### [Tasks to complete]
• a. In the letter on Howe's press below, rewrite the paragraph beginning "I am decidedly of opinion" as a short bulleted list that keeps its main facts.
• b. State whether each statement agrees with the letter on Howe's press below: (i) the writer finds Mr. ---'s charge for his press reasonable; (ii) the writer would infringe a patent that seemed unjust; (iii) Mr. --- was paid for his experiments in addition to his salary. Answer yes or no for each and quote the deciding words.

### [Source]
I am decidedly of opinion that you should try Howe's press, for I am not at all pleased with the disposition of Mr. --- to make so much money out of everything connected with the printing for the blind, and his charge for his press seems to me most extravagant. As for the patent upon it, I do not value it a rush, and if I were disposed to build a new one I should do so without any hesitation. I dislike the miserable device of patents; it is only the key by which Mammon locks up light, that he may peddle it out for his own profit: knowledge and truth are profaned by being brought down into the market place and bought and sold like merchandise. However, I should respect the law of the land and never infringe a patent; but, in justice and equity, the whole value of the press in question belongs to this Institution; because all the experience necessary to make it was gained by Mr. --- while in our service; he made experiments and tried different presses and various devices, for all of which he was paid over and above his regular and very high salary.

### [Given information]
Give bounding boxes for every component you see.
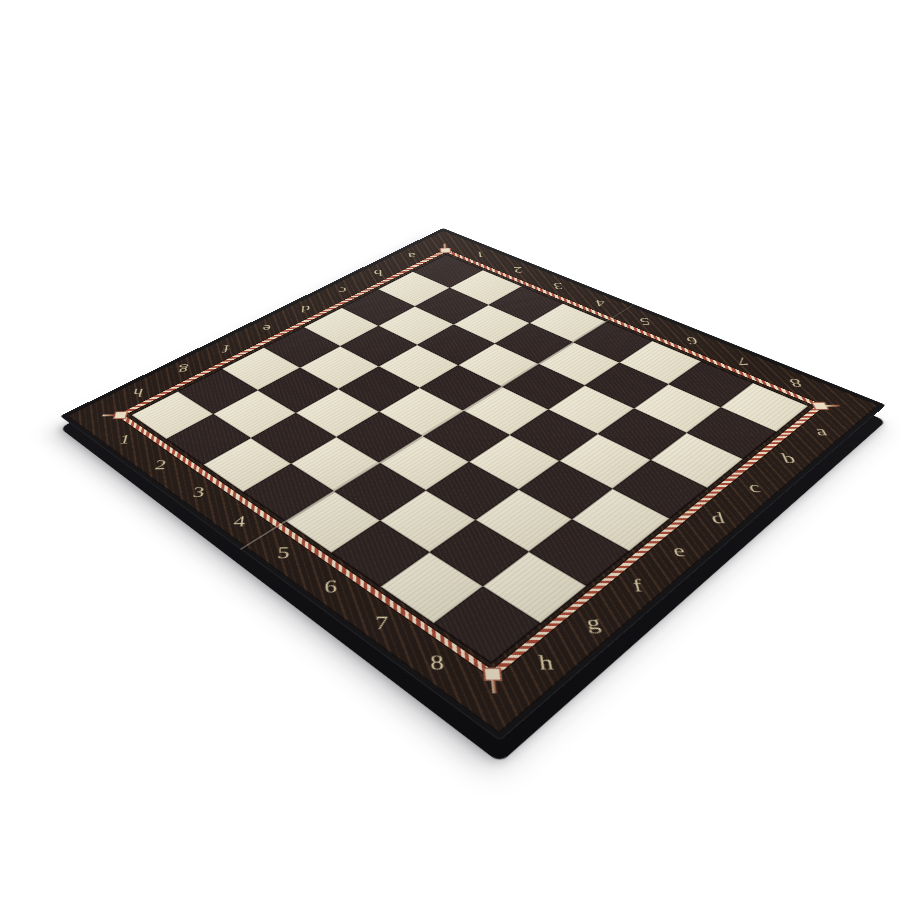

### [Solution list]
• a.
- The writer advises trying Howe's press instead of the one from Mr. ---, whose charge seems most extravagant and who wants to make too much money from printing for the blind.
- The writer does not value the patent on Mr. ---'s press and would build a new press without hesitation.
- The writer dislikes patents, seeing them as putting knowledge and truth up for sale like merchandise.
- The writer would still respect the law and never infringe a patent.
- In justice, the writer holds that the press's value belongs to the Institution, because Mr. --- gained the needed experience in its service and was paid for his experiments beyond his regular, very high salary.

• b.
(i) No: "his charge for his press seems to me most extravagant"
(ii) No: "I should respect the law of the land and never infringe a patent"
(iii) Yes: "for all of which he was paid over and above his regular and very high salary"